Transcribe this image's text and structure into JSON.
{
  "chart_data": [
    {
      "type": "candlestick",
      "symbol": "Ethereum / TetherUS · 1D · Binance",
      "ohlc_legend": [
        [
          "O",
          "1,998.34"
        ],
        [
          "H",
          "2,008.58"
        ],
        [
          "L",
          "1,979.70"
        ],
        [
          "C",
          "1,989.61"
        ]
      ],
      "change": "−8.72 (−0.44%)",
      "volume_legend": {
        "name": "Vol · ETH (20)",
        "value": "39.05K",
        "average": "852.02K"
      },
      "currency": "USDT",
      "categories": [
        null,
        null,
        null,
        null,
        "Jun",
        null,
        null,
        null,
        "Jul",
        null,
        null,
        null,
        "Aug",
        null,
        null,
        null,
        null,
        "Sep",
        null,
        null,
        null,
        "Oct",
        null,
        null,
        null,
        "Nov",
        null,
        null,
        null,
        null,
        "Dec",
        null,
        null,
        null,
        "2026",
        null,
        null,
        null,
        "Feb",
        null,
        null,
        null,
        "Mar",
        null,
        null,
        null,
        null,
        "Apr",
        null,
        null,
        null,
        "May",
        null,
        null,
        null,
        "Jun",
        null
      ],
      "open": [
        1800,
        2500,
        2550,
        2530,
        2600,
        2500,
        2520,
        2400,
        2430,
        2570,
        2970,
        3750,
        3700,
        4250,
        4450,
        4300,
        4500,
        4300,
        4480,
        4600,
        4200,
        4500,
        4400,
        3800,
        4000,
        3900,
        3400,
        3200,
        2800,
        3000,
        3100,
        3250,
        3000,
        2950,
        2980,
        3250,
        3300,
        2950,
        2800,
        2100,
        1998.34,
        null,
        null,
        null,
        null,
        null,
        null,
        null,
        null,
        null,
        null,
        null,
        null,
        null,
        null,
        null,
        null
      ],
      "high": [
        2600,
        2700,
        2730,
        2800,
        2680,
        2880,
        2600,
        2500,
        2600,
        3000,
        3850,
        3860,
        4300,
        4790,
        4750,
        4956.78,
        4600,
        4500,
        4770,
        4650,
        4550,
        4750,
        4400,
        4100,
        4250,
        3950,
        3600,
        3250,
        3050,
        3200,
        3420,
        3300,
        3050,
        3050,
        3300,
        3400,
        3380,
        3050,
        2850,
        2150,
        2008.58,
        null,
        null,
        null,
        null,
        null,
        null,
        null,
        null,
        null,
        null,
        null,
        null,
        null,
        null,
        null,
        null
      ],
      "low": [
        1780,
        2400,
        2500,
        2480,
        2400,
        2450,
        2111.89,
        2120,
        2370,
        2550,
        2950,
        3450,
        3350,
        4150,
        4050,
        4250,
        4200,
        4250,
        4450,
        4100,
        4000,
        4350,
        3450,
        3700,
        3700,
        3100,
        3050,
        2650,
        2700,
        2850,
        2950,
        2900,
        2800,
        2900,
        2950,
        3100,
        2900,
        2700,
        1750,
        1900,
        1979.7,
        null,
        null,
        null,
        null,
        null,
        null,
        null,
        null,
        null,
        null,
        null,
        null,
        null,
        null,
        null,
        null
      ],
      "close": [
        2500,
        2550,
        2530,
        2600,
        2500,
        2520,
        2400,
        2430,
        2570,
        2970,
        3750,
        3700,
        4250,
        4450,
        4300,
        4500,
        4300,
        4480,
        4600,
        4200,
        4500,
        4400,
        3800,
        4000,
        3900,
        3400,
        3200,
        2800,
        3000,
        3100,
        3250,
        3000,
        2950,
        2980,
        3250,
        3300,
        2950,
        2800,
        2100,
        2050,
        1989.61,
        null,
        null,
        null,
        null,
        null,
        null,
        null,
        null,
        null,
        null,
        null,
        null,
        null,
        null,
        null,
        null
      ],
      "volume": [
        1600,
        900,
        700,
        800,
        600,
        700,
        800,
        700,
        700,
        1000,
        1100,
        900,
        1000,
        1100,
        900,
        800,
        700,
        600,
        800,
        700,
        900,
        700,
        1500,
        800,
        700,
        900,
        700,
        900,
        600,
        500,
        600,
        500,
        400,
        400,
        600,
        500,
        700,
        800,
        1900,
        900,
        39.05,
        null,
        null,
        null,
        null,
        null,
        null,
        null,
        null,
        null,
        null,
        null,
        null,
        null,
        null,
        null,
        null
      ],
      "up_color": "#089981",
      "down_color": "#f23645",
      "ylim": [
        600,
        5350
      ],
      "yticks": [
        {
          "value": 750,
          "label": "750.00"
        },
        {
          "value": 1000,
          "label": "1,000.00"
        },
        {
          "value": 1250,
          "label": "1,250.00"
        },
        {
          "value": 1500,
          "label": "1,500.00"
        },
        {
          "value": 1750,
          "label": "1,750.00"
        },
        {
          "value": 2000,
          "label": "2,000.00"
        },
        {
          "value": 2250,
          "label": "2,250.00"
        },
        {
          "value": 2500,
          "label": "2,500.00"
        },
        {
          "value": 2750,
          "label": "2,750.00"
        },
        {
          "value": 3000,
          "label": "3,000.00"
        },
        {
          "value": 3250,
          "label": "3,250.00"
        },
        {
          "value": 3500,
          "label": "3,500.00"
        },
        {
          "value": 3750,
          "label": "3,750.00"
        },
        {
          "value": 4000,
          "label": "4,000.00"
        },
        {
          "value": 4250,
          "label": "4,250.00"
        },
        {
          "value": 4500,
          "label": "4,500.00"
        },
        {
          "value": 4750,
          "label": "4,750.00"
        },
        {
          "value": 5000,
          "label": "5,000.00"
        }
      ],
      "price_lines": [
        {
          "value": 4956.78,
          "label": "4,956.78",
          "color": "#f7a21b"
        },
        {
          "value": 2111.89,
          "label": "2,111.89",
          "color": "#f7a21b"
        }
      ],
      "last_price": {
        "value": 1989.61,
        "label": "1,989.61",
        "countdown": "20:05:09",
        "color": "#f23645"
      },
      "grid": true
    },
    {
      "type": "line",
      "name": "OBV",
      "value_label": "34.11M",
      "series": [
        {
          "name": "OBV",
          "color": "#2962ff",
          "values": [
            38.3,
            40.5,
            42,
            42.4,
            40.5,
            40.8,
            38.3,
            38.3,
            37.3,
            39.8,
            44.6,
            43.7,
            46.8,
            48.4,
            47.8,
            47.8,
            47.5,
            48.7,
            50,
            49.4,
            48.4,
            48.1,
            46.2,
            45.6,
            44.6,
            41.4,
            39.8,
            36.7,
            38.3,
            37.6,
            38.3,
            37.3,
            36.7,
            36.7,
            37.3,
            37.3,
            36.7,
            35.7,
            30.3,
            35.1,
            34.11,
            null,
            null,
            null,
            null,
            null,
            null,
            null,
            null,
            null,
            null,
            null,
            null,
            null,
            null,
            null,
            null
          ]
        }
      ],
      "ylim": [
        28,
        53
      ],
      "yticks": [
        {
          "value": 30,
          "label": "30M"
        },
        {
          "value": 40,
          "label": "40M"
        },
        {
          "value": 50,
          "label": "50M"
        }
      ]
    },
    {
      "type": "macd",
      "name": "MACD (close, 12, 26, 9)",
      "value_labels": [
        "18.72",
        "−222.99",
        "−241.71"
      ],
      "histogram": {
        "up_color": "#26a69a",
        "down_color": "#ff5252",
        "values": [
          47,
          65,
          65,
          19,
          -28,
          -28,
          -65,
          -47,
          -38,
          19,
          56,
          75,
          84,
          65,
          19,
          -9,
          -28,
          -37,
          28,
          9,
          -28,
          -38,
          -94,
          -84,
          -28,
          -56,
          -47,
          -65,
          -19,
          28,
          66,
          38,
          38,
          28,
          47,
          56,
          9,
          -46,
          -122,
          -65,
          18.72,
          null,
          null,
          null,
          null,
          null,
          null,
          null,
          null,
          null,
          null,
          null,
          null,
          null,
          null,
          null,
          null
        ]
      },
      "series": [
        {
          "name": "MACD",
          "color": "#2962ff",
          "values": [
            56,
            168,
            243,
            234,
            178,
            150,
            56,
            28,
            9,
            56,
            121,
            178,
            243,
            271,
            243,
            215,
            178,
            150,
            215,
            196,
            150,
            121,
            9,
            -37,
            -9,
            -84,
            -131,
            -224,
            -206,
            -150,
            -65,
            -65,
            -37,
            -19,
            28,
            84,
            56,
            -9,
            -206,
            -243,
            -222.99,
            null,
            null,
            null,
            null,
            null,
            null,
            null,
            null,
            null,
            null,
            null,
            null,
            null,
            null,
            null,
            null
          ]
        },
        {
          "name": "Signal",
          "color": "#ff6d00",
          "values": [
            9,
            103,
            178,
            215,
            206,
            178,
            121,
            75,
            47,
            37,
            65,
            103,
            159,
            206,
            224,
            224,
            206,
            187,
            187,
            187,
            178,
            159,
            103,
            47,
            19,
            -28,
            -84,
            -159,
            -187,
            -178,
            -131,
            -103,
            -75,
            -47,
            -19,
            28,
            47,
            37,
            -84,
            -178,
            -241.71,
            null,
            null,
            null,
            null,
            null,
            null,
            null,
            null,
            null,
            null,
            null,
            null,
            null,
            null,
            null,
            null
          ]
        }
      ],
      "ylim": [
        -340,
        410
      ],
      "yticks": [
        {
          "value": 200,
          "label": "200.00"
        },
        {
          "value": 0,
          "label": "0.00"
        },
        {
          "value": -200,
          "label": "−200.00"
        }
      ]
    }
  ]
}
◇ ◇ ◇ ◇ ◇
Short task:
Extract each line from the entries above that contains the string "name".

Output below:
        "name": "Vol · ETH (20)",
      "name": "OBV",
          "name": "OBV",
      "name": "MACD (close, 12, 26, 9)",
          "name": "MACD",
          "name": "Signal",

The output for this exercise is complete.